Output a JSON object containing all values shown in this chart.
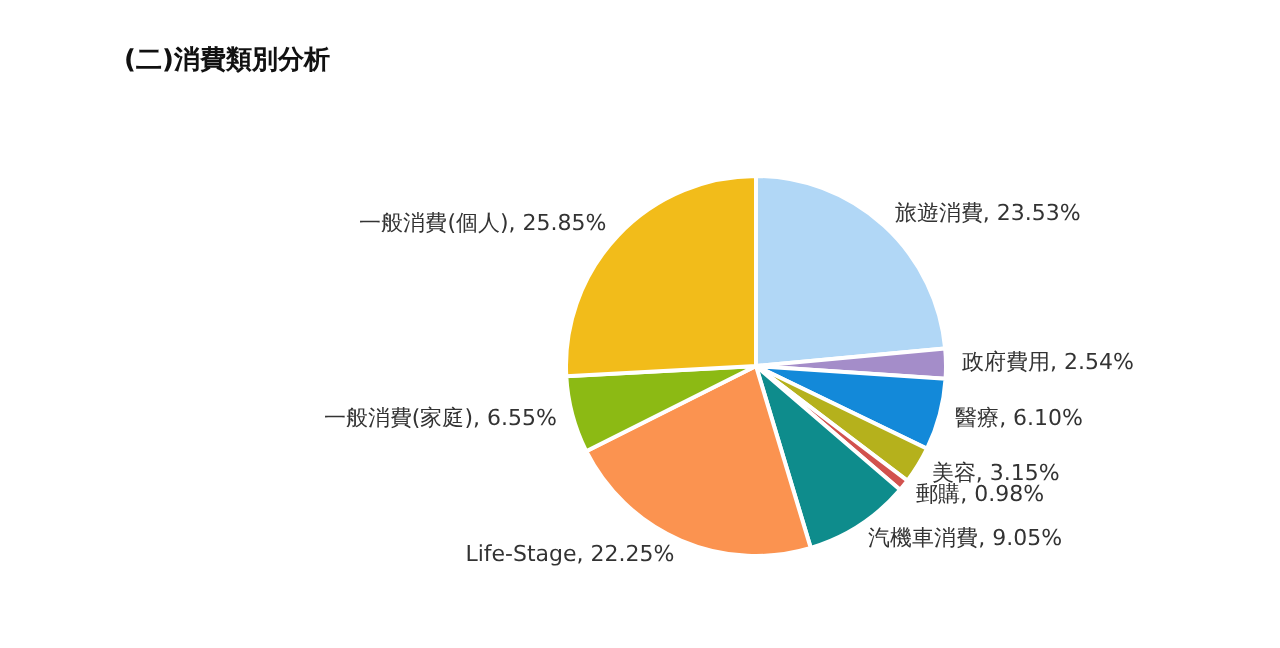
{
  "chart_data": {
    "type": "pie",
    "title": "(二)消費類別分析",
    "categories": [
      "旅遊消費",
      "政府費用",
      "醫療",
      "美容",
      "郵購",
      "汽機車消費",
      "Life-Stage",
      "一般消費(家庭)",
      "一般消費(個人)"
    ],
    "values": [
      23.53,
      2.54,
      6.1,
      3.15,
      0.98,
      9.05,
      22.25,
      6.55,
      25.85
    ],
    "value_labels": [
      "23.53%",
      "2.54%",
      "6.10%",
      "3.15%",
      "0.98%",
      "9.05%",
      "22.25%",
      "6.55%",
      "25.85%"
    ],
    "colors": [
      "#b1d7f6",
      "#a48dc9",
      "#1389d9",
      "#b5b11c",
      "#d2524e",
      "#0e8c8c",
      "#fb9350",
      "#8cba14",
      "#f2bc1a"
    ]
  }
}
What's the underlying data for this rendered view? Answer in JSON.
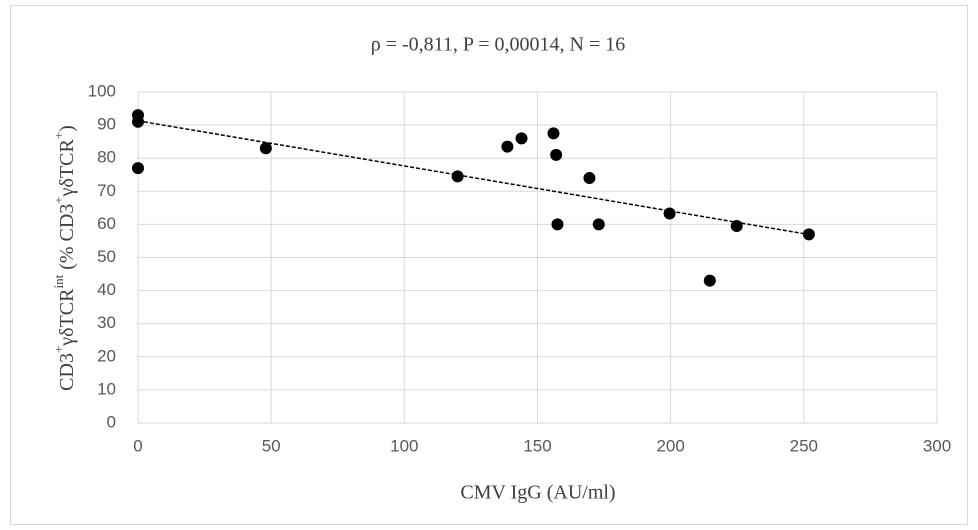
{
  "chart_data": {
    "type": "scatter",
    "title": "ρ = -0,811, P = 0,00014, N = 16",
    "x_label": "CMV IgG (AU/ml)",
    "y_label": [
      {
        "text": "CD3"
      },
      {
        "text": "+",
        "sup": true
      },
      {
        "text": "γδTCR"
      },
      {
        "text": "int",
        "sup": true
      },
      {
        "text": " (% CD3"
      },
      {
        "text": "+",
        "sup": true
      },
      {
        "text": "γδTCR"
      },
      {
        "text": "+",
        "sup": true
      },
      {
        "text": ")"
      }
    ],
    "x": [
      0,
      0,
      0,
      48,
      120,
      138.7,
      144,
      156,
      157,
      157.5,
      169.5,
      173,
      199.6,
      214.7,
      224.8,
      251.9
    ],
    "y": [
      93,
      91,
      77,
      83,
      74.5,
      83.5,
      86,
      87.5,
      81,
      60,
      74,
      60,
      63.3,
      43,
      59.5,
      57
    ],
    "color": "#000000",
    "trendline": {
      "x": [
        0,
        250
      ],
      "y": [
        91.3,
        57.2
      ],
      "color": "#000000"
    },
    "xlim": [
      0,
      300
    ],
    "xticks": [
      0,
      50,
      100,
      150,
      200,
      250,
      300
    ],
    "ylim": [
      0,
      100
    ],
    "yticks": [
      0,
      10,
      20,
      30,
      40,
      50,
      60,
      70,
      80,
      90,
      100
    ],
    "grid": true
  }
}
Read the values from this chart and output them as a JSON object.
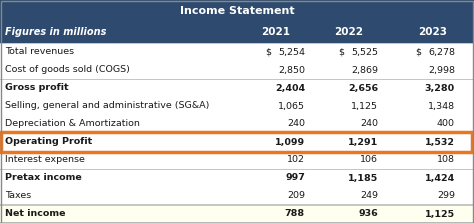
{
  "title": "Income Statement",
  "header_bg": "#2e4a6e",
  "header_text_color": "#ffffff",
  "subheader_label": "Figures in millions",
  "years": [
    "2021",
    "2022",
    "2023"
  ],
  "rows": [
    {
      "label": "Total revenues",
      "dollar": true,
      "bold": false,
      "values": [
        "5,254",
        "5,525",
        "6,278"
      ]
    },
    {
      "label": "Cost of goods sold (COGS)",
      "dollar": false,
      "bold": false,
      "values": [
        "2,850",
        "2,869",
        "2,998"
      ]
    },
    {
      "label": "Gross profit",
      "dollar": false,
      "bold": true,
      "values": [
        "2,404",
        "2,656",
        "3,280"
      ]
    },
    {
      "label": "Selling, general and administrative (SG&A)",
      "dollar": false,
      "bold": false,
      "values": [
        "1,065",
        "1,125",
        "1,348"
      ]
    },
    {
      "label": "Depreciation & Amortization",
      "dollar": false,
      "bold": false,
      "values": [
        "240",
        "240",
        "400"
      ]
    },
    {
      "label": "Operating Profit",
      "dollar": false,
      "bold": true,
      "values": [
        "1,099",
        "1,291",
        "1,532"
      ],
      "highlight": true
    },
    {
      "label": "Interest expense",
      "dollar": false,
      "bold": false,
      "values": [
        "102",
        "106",
        "108"
      ]
    },
    {
      "label": "Pretax income",
      "dollar": false,
      "bold": true,
      "values": [
        "997",
        "1,185",
        "1,424"
      ]
    },
    {
      "label": "Taxes",
      "dollar": false,
      "bold": false,
      "values": [
        "209",
        "249",
        "299"
      ]
    },
    {
      "label": "Net income",
      "dollar": false,
      "bold": true,
      "values": [
        "788",
        "936",
        "1,125"
      ],
      "net_income": true
    }
  ],
  "highlight_color": "#e87722",
  "net_income_bg": "#fffff0",
  "divider_before": [
    2,
    5,
    7,
    9
  ],
  "thick_divider_before": [
    9
  ],
  "fig_bg": "#ffffff"
}
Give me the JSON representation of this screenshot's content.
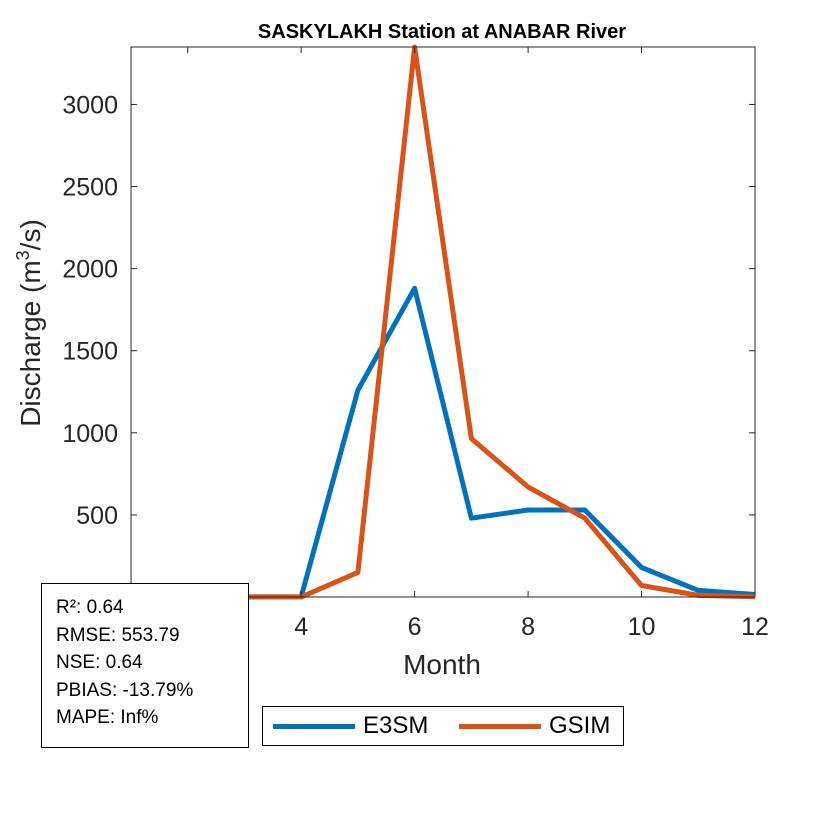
{
  "chart_data": {
    "type": "line",
    "title": "SASKYLAKH  Station at  ANABAR  River",
    "xlabel": "Month",
    "ylabel": "Discharge (m",
    "ylabel_superscript": "3",
    "ylabel_suffix": "/s)",
    "x": [
      1,
      2,
      3,
      4,
      5,
      6,
      7,
      8,
      9,
      10,
      11,
      12
    ],
    "xlim": [
      1,
      12
    ],
    "ylim": [
      0,
      3350
    ],
    "xticks": [
      2,
      4,
      6,
      8,
      10,
      12
    ],
    "yticks": [
      500,
      1000,
      1500,
      2000,
      2500,
      3000
    ],
    "grid": false,
    "legend_placement": "bottom",
    "series": [
      {
        "name": "E3SM",
        "color": "#0072BD",
        "values": [
          2,
          1,
          0,
          2,
          1260,
          1880,
          480,
          530,
          530,
          180,
          40,
          15
        ]
      },
      {
        "name": "GSIM",
        "color": "#D95319",
        "values": [
          5,
          3,
          2,
          0,
          150,
          3350,
          965,
          670,
          480,
          70,
          10,
          2
        ]
      }
    ]
  },
  "stats": {
    "r2": "R²: 0.64",
    "rmse": "RMSE: 553.79",
    "nse": "NSE: 0.64",
    "pbias": "PBIAS: -13.79%",
    "mape": "MAPE: Inf%"
  }
}
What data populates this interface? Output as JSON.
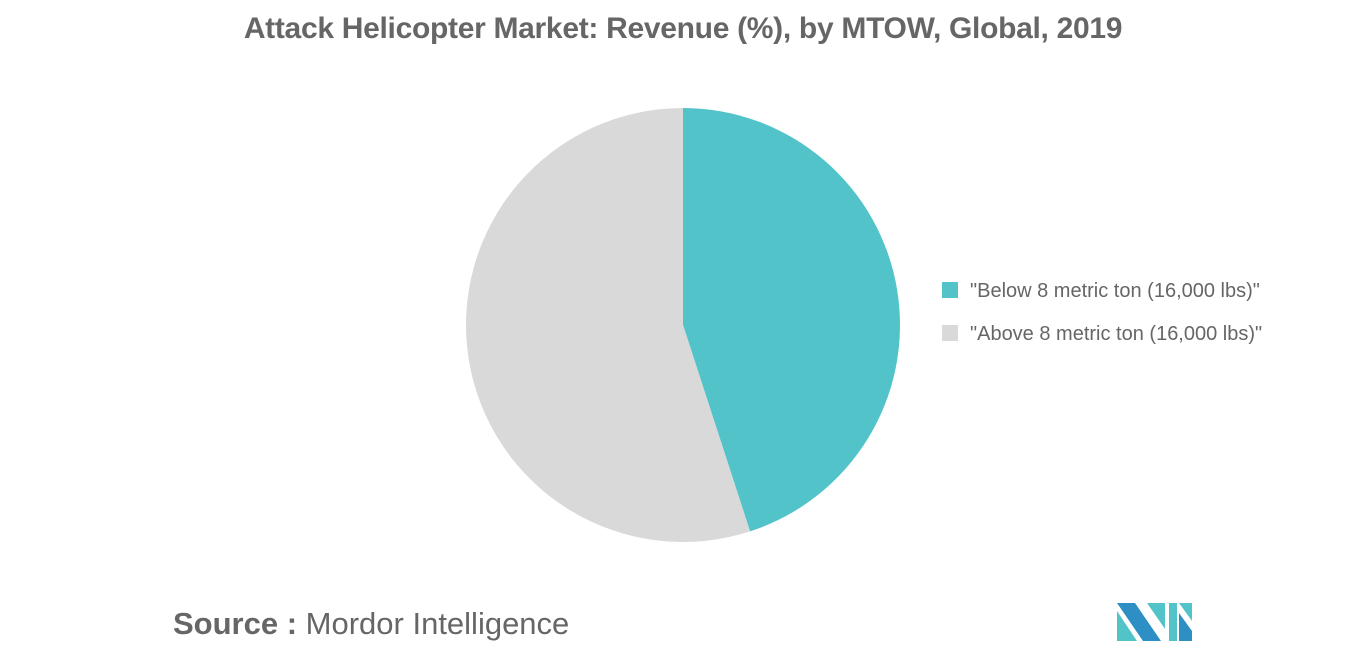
{
  "chart_data": {
    "type": "pie",
    "title": "Attack Helicopter Market: Revenue (%), by MTOW, Global, 2019",
    "categories": [
      "\"Below 8 metric ton (16,000 lbs)\"",
      "\"Above 8 metric ton (16,000 lbs)\""
    ],
    "values": [
      45,
      55
    ],
    "colors": [
      "#52C4C9",
      "#D9D9D9"
    ],
    "start_angle_deg": 0,
    "direction": "clockwise",
    "legend_position": "right",
    "data_labels": false
  },
  "header": {
    "title": "Attack Helicopter Market: Revenue (%), by MTOW, Global, 2019"
  },
  "legend": {
    "items": [
      {
        "label": "\"Below 8 metric ton (16,000 lbs)\"",
        "color": "#52C4C9"
      },
      {
        "label": "\"Above 8 metric ton (16,000 lbs)\"",
        "color": "#D9D9D9"
      }
    ]
  },
  "footer": {
    "source_label": "Source :",
    "source_name": "Mordor Intelligence",
    "logo_icon": "mordor-intelligence-logo-icon"
  }
}
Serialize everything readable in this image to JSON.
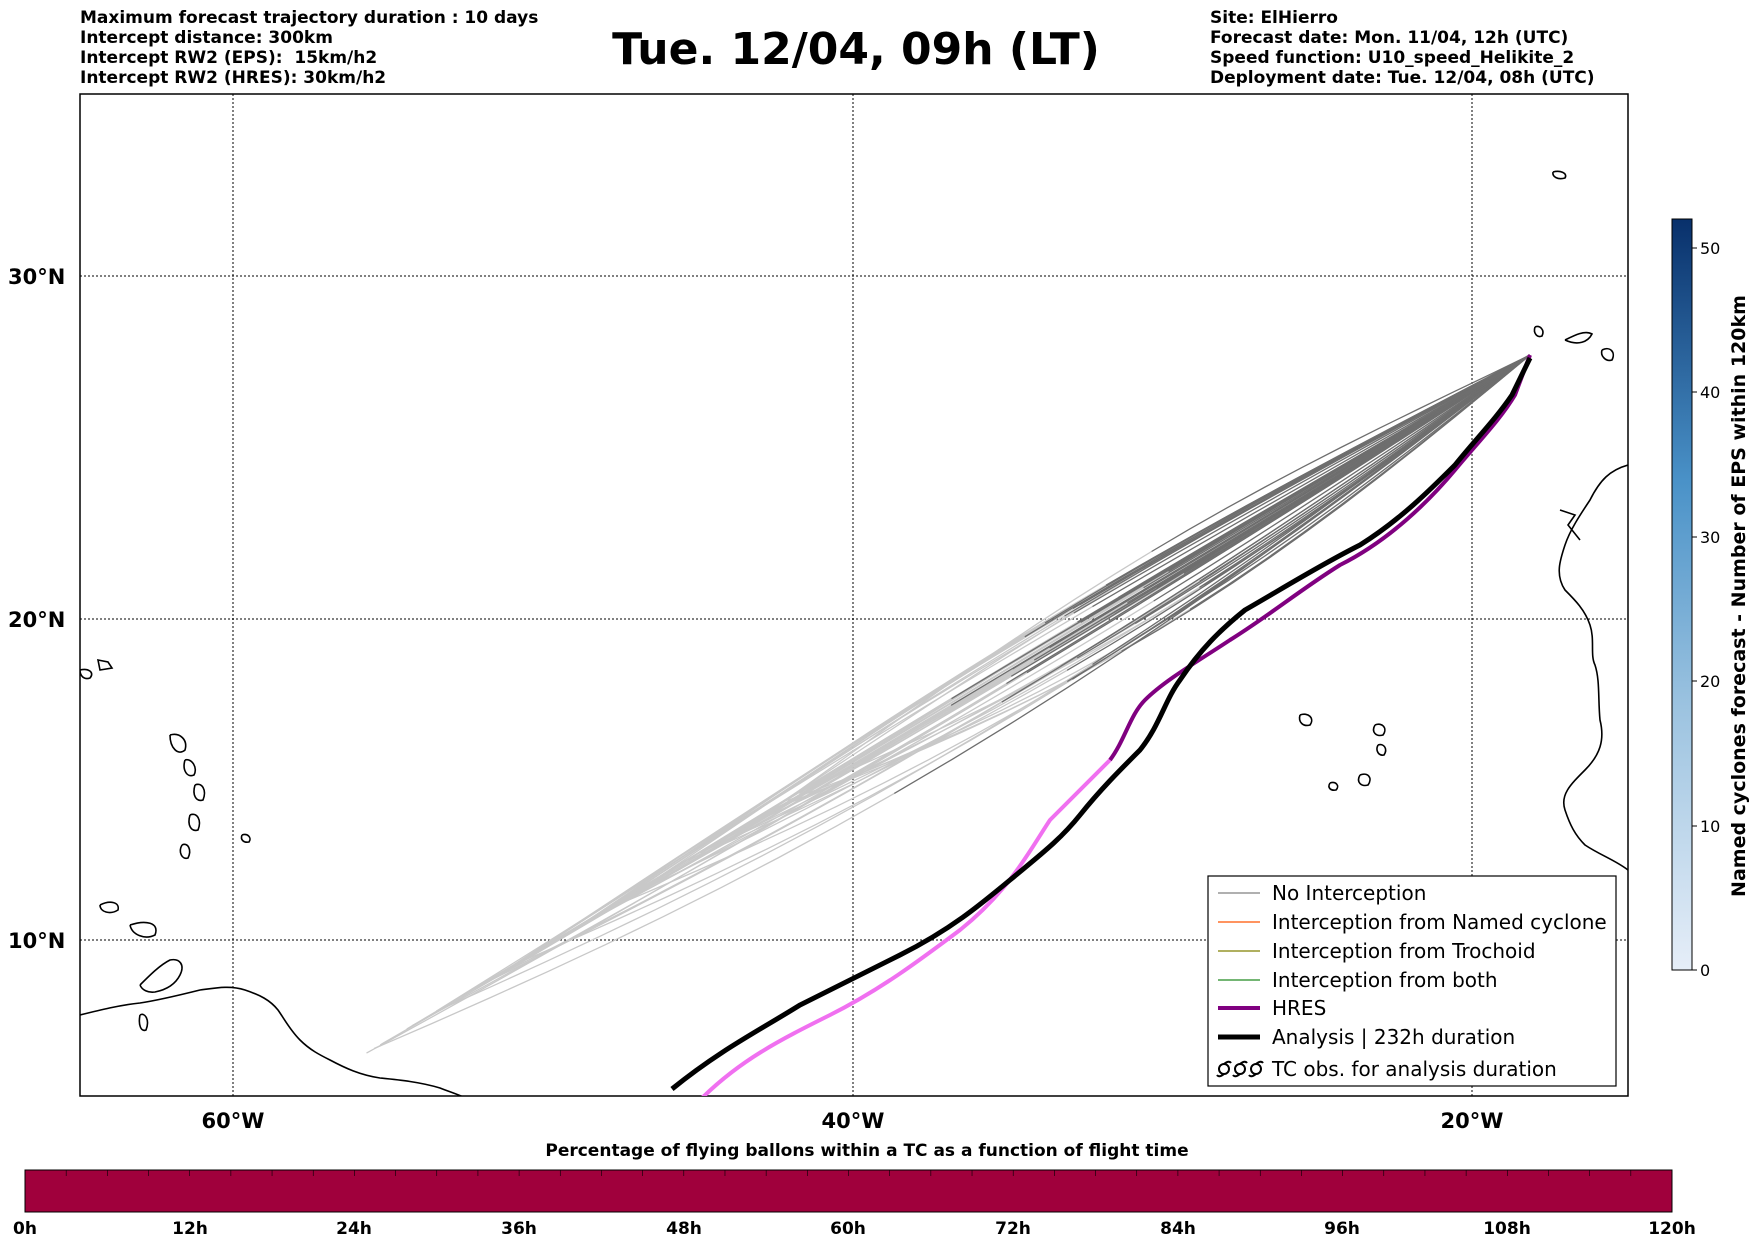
{
  "header": {
    "left": [
      "Maximum forecast trajectory duration : 10 days",
      "Intercept distance: 300km",
      "Intercept RW2 (EPS):  15km/h2",
      "Intercept RW2 (HRES): 30km/h2"
    ],
    "title": "Tue. 12/04, 09h (LT)",
    "right": [
      "Site: ElHierro",
      "Forecast date: Mon. 11/04, 12h (UTC)",
      "Speed function: U10_speed_Helikite_2",
      "Deployment date: Tue. 12/04, 08h (UTC)"
    ]
  },
  "map": {
    "lat_labels": [
      "30°N",
      "20°N",
      "10°N"
    ],
    "lon_labels": [
      "60°W",
      "40°W",
      "20°W"
    ],
    "legend": [
      {
        "label": "No Interception",
        "color": "#808080"
      },
      {
        "label": "Interception from Named cyclone",
        "color": "#ff5500"
      },
      {
        "label": "Interception from Trochoid",
        "color": "#808000"
      },
      {
        "label": "Interception from both",
        "color": "#228b22"
      },
      {
        "label": "HRES",
        "color": "#800080"
      },
      {
        "label": "Analysis | 232h duration",
        "color": "#000000"
      },
      {
        "label": "TC obs. for analysis duration",
        "color": "#000000",
        "icon": "tc-symbol-icon"
      }
    ]
  },
  "colorbar": {
    "label": "Named cyclones forecast - Number of EPS within 120km",
    "ticks": [
      "0",
      "10",
      "20",
      "30",
      "40",
      "50"
    ]
  },
  "timebar": {
    "title": "Percentage of flying ballons within a TC as a function of flight time",
    "ticks": [
      "0h",
      "12h",
      "24h",
      "36h",
      "48h",
      "60h",
      "72h",
      "84h",
      "96h",
      "108h",
      "120h"
    ],
    "color": "#a0003c"
  }
}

********

▶ _To be done_
Only lines that contain the word "Above" are wanted; copy each of them.

▶ _Complete output_
      "\"Above 8 metric ton (16,000 lbs)\""
        "label": "\"Above 8 metric ton (16,000 lbs)\"",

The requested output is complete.